PROBLEM: Arrange the entries below as a JSON list of strings, one string per line, and omit blank lines.

------------------------------

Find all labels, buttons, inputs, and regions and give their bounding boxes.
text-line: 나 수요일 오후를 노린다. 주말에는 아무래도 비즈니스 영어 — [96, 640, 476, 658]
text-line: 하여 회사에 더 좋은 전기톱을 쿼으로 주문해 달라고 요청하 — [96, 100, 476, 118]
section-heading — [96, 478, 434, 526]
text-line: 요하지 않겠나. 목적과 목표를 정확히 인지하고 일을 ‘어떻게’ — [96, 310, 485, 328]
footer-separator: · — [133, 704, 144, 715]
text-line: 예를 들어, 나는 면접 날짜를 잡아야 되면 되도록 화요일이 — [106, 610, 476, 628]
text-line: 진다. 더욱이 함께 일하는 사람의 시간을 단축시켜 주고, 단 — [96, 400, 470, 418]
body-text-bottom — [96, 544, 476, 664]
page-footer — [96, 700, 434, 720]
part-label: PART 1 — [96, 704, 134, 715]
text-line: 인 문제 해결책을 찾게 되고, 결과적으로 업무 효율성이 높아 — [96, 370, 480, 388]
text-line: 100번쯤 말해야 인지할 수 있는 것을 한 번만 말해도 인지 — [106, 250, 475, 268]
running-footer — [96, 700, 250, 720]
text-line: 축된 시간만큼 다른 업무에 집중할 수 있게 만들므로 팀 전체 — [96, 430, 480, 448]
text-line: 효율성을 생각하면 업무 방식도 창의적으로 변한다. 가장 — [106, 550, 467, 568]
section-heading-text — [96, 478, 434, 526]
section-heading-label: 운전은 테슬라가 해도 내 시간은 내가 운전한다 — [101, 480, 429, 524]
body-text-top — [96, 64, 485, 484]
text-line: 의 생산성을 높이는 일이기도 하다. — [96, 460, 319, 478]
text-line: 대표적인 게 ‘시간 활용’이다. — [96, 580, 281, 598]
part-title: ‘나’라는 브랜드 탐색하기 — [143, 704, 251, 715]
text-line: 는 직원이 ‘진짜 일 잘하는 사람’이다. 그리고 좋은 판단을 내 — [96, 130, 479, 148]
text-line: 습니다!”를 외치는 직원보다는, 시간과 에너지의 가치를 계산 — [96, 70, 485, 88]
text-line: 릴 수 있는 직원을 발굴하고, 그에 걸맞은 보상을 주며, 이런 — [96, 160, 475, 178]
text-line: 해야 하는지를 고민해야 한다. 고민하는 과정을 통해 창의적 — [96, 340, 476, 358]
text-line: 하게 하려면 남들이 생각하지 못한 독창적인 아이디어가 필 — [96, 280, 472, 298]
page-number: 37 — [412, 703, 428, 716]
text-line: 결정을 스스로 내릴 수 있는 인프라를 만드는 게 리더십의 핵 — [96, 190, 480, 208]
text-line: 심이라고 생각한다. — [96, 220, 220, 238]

------------------------------

TASK OUTPUT:
[
  "Find all labels, buttons, inputs, and regions and give their bounding boxes.",
  "text-line: 나 수요일 오후를 노린다. 주말에는 아무래도 비즈니스 영어 — [96, 640, 476, 658]",
  "text-line: 하여 회사에 더 좋은 전기톱을 쿼으로 주문해 달라고 요청하 — [96, 100, 476, 118]",
  "section-heading — [96, 478, 434, 526]",
  "text-line: 요하지 않겠나. 목적과 목표를 정확히 인지하고 일을 ‘어떻게’ — [96, 310, 485, 328]",
  "footer-separator: · — [133, 704, 144, 715]",
  "text-line: 예를 들어, 나는 면접 날짜를 잡아야 되면 되도록 화요일이 — [106, 610, 476, 628]",
  "text-line: 진다. 더욱이 함께 일하는 사람의 시간을 단축시켜 주고, 단 — [96, 400, 470, 418]",
  "body-text-bottom — [96, 544, 476, 664]",
  "page-footer — [96, 700, 434, 720]",
  "part-label: PART 1 — [96, 704, 134, 715]",
  "text-line: 인 문제 해결책을 찾게 되고, 결과적으로 업무 효율성이 높아 — [96, 370, 480, 388]",
  "text-line: 100번쯤 말해야 인지할 수 있는 것을 한 번만 말해도 인지 — [106, 250, 475, 268]",
  "running-footer — [96, 700, 250, 720]",
  "text-line: 축된 시간만큼 다른 업무에 집중할 수 있게 만들므로 팀 전체 — [96, 430, 480, 448]",
  "text-line: 효율성을 생각하면 업무 방식도 창의적으로 변한다. 가장 — [106, 550, 467, 568]",
  "section-heading-text — [96, 478, 434, 526]",
  "section-heading-label: 운전은 테슬라가 해도 내 시간은 내가 운전한다 — [101, 480, 429, 524]",
  "body-text-top — [96, 64, 485, 484]",
  "text-line: 의 생산성을 높이는 일이기도 하다. — [96, 460, 319, 478]",
  "text-line: 대표적인 게 ‘시간 활용’이다. — [96, 580, 281, 598]",
  "part-title: ‘나’라는 브랜드 탐색하기 — [143, 704, 251, 715]",
  "text-line: 는 직원이 ‘진짜 일 잘하는 사람’이다. 그리고 좋은 판단을 내 — [96, 130, 479, 148]",
  "text-line: 습니다!”를 외치는 직원보다는, 시간과 에너지의 가치를 계산 — [96, 70, 485, 88]",
  "text-line: 릴 수 있는 직원을 발굴하고, 그에 걸맞은 보상을 주며, 이런 — [96, 160, 475, 178]",
  "text-line: 해야 하는지를 고민해야 한다. 고민하는 과정을 통해 창의적 — [96, 340, 476, 358]",
  "text-line: 하게 하려면 남들이 생각하지 못한 독창적인 아이디어가 필 — [96, 280, 472, 298]",
  "page-number: 37 — [412, 703, 428, 716]",
  "text-line: 결정을 스스로 내릴 수 있는 인프라를 만드는 게 리더십의 핵 — [96, 190, 480, 208]",
  "text-line: 심이라고 생각한다. — [96, 220, 220, 238]"
]